[Aim of the task] Write out every record below exactly as it appears.

[Given records]
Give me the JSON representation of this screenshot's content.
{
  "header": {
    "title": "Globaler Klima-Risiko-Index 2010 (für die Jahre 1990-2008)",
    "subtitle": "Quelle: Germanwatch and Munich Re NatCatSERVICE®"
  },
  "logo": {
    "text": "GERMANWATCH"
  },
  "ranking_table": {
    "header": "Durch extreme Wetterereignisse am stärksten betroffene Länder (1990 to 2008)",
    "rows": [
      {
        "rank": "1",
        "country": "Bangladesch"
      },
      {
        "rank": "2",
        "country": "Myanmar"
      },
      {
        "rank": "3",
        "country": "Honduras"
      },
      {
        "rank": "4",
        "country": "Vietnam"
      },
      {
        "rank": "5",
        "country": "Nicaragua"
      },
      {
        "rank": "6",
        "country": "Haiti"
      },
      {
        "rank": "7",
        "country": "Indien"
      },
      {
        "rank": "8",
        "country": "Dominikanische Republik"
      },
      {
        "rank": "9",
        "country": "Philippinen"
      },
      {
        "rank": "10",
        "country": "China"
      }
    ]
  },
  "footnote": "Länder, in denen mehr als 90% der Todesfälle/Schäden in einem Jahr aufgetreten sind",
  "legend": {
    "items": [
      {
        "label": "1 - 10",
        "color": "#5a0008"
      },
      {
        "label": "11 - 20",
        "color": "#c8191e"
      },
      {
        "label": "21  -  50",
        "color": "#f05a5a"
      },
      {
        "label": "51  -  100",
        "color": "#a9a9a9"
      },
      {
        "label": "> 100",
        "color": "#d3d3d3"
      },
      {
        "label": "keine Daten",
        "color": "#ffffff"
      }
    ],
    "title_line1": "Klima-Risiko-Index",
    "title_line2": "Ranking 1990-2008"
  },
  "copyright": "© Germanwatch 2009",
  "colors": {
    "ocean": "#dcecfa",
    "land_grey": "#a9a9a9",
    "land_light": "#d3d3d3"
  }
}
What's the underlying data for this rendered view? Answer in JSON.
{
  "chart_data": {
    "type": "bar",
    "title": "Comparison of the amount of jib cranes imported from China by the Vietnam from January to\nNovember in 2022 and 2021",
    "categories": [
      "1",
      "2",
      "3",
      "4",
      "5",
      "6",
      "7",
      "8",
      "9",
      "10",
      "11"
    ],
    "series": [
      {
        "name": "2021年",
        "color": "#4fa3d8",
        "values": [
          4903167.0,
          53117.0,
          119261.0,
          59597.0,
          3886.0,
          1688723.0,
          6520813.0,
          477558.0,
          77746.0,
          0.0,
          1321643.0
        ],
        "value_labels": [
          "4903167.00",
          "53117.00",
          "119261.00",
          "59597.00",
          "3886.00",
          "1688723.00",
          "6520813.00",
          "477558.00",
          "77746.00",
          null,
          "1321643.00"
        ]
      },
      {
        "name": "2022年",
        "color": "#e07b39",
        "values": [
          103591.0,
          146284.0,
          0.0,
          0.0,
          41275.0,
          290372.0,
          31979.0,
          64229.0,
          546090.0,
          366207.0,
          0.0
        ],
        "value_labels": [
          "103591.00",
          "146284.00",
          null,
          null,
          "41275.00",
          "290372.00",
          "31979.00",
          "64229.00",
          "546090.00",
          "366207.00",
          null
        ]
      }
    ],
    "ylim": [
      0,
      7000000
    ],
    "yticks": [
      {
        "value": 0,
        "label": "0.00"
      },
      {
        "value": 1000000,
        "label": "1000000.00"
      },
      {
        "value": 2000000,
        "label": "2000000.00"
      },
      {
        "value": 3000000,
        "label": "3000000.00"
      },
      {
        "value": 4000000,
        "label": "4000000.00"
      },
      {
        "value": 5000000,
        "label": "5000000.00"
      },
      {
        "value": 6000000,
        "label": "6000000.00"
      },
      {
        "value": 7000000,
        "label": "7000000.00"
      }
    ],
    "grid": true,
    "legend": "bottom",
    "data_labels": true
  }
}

[Finished answer]
Give me the JSON representation of this screenshot's content.
{
  "header": {
    "title": "Globaler Klima-Risiko-Index 2010 (für die Jahre 1990-2008)",
    "subtitle": "Quelle: Germanwatch and Munich Re NatCatSERVICE®"
  },
  "logo": {
    "text": "GERMANWATCH"
  },
  "ranking_table": {
    "header": "Durch extreme Wetterereignisse am stärksten betroffene Länder (1990 to 2008)",
    "rows": [
      {
        "rank": "1",
        "country": "Bangladesch"
      },
      {
        "rank": "2",
        "country": "Myanmar"
      },
      {
        "rank": "3",
        "country": "Honduras"
      },
      {
        "rank": "4",
        "country": "Vietnam"
      },
      {
        "rank": "5",
        "country": "Nicaragua"
      },
      {
        "rank": "6",
        "country": "Haiti"
      },
      {
        "rank": "7",
        "country": "Indien"
      },
      {
        "rank": "8",
        "country": "Dominikanische Republik"
      },
      {
        "rank": "9",
        "country": "Philippinen"
      },
      {
        "rank": "10",
        "country": "China"
      }
    ]
  },
  "footnote": "Länder, in denen mehr als 90% der Todesfälle/Schäden in einem Jahr aufgetreten sind",
  "legend": {
    "items": [
      {
        "label": "1 - 10",
        "color": "#5a0008"
      },
      {
        "label": "11 - 20",
        "color": "#c8191e"
      },
      {
        "label": "21  -  50",
        "color": "#f05a5a"
      },
      {
        "label": "51  -  100",
        "color": "#a9a9a9"
      },
      {
        "label": "> 100",
        "color": "#d3d3d3"
      },
      {
        "label": "keine Daten",
        "color": "#ffffff"
      }
    ],
    "title_line1": "Klima-Risiko-Index",
    "title_line2": "Ranking 1990-2008"
  },
  "copyright": "© Germanwatch 2009",
  "colors": {
    "ocean": "#dcecfa",
    "land_grey": "#a9a9a9",
    "land_light": "#d3d3d3"
  }
}
What's the underlying data for this rendered view? Answer in JSON.
{
  "chart_data": {
    "type": "bar",
    "title": "Comparison of the amount of jib cranes imported from China by the Vietnam from January to\nNovember in 2022 and 2021",
    "categories": [
      "1",
      "2",
      "3",
      "4",
      "5",
      "6",
      "7",
      "8",
      "9",
      "10",
      "11"
    ],
    "series": [
      {
        "name": "2021年",
        "color": "#4fa3d8",
        "values": [
          4903167.0,
          53117.0,
          119261.0,
          59597.0,
          3886.0,
          1688723.0,
          6520813.0,
          477558.0,
          77746.0,
          0.0,
          1321643.0
        ],
        "value_labels": [
          "4903167.00",
          "53117.00",
          "119261.00",
          "59597.00",
          "3886.00",
          "1688723.00",
          "6520813.00",
          "477558.00",
          "77746.00",
          null,
          "1321643.00"
        ]
      },
      {
        "name": "2022年",
        "color": "#e07b39",
        "values": [
          103591.0,
          146284.0,
          0.0,
          0.0,
          41275.0,
          290372.0,
          31979.0,
          64229.0,
          546090.0,
          366207.0,
          0.0
        ],
        "value_labels": [
          "103591.00",
          "146284.00",
          null,
          null,
          "41275.00",
          "290372.00",
          "31979.00",
          "64229.00",
          "546090.00",
          "366207.00",
          null
        ]
      }
    ],
    "ylim": [
      0,
      7000000
    ],
    "yticks": [
      {
        "value": 0,
        "label": "0.00"
      },
      {
        "value": 1000000,
        "label": "1000000.00"
      },
      {
        "value": 2000000,
        "label": "2000000.00"
      },
      {
        "value": 3000000,
        "label": "3000000.00"
      },
      {
        "value": 4000000,
        "label": "4000000.00"
      },
      {
        "value": 5000000,
        "label": "5000000.00"
      },
      {
        "value": 6000000,
        "label": "6000000.00"
      },
      {
        "value": 7000000,
        "label": "7000000.00"
      }
    ],
    "grid": true,
    "legend": "bottom",
    "data_labels": true
  }
}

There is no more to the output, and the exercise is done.